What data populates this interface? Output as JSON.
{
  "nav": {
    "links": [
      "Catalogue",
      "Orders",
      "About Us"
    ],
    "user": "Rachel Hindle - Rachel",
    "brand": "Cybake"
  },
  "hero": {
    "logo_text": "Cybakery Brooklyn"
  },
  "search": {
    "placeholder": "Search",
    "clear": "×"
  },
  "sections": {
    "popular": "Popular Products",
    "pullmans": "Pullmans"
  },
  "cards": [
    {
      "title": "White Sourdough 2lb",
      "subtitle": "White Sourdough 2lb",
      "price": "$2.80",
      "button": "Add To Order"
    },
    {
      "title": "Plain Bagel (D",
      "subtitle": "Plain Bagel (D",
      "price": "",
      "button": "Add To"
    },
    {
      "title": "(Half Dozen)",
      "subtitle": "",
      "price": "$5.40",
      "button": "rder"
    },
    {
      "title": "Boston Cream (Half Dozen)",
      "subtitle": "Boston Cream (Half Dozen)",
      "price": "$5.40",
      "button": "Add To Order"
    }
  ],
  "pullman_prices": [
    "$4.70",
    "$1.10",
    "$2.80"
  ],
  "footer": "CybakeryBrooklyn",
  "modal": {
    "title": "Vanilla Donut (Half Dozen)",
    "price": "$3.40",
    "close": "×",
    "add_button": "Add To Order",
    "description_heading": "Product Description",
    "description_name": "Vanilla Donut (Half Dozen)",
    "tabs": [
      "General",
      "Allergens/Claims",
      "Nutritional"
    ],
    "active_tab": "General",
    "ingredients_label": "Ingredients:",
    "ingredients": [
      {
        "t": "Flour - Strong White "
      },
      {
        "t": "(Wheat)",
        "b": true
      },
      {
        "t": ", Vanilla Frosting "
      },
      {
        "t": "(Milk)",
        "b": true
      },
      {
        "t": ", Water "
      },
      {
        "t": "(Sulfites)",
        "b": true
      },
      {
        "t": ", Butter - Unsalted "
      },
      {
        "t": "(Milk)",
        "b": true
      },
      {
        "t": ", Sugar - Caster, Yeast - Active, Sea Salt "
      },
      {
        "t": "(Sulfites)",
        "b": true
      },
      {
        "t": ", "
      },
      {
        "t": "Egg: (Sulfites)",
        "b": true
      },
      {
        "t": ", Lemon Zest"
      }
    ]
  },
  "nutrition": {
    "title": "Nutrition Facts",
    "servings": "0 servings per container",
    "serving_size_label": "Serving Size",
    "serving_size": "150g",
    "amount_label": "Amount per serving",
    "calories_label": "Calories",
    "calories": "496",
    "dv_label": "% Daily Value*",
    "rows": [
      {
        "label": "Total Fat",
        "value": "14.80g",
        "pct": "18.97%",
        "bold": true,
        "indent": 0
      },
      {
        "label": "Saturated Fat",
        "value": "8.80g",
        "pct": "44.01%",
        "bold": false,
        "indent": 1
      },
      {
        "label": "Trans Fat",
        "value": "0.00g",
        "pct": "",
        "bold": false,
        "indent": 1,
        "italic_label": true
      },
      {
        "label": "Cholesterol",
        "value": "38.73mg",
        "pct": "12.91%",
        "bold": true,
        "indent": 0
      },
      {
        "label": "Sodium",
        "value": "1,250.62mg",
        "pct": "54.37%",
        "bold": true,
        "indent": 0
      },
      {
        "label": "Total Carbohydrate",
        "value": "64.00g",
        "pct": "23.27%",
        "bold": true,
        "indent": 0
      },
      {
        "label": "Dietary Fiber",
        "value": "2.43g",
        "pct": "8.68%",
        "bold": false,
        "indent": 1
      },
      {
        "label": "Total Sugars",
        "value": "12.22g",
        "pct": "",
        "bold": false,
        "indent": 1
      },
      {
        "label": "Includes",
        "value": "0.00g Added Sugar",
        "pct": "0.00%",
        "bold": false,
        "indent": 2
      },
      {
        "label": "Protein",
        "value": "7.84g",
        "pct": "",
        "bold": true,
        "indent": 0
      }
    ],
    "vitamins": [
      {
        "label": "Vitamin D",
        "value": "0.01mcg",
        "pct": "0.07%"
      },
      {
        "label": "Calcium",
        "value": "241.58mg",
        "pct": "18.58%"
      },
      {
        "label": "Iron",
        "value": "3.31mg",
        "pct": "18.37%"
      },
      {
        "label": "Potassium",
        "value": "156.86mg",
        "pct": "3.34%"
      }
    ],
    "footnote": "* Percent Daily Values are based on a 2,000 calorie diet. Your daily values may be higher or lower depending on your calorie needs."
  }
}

------------

What to do:
Search the data for "Sourdough" and list every line in which it occurs.

Answer section:
      "title": "White Sourdough 2lb",
      "subtitle": "White Sourdough 2lb",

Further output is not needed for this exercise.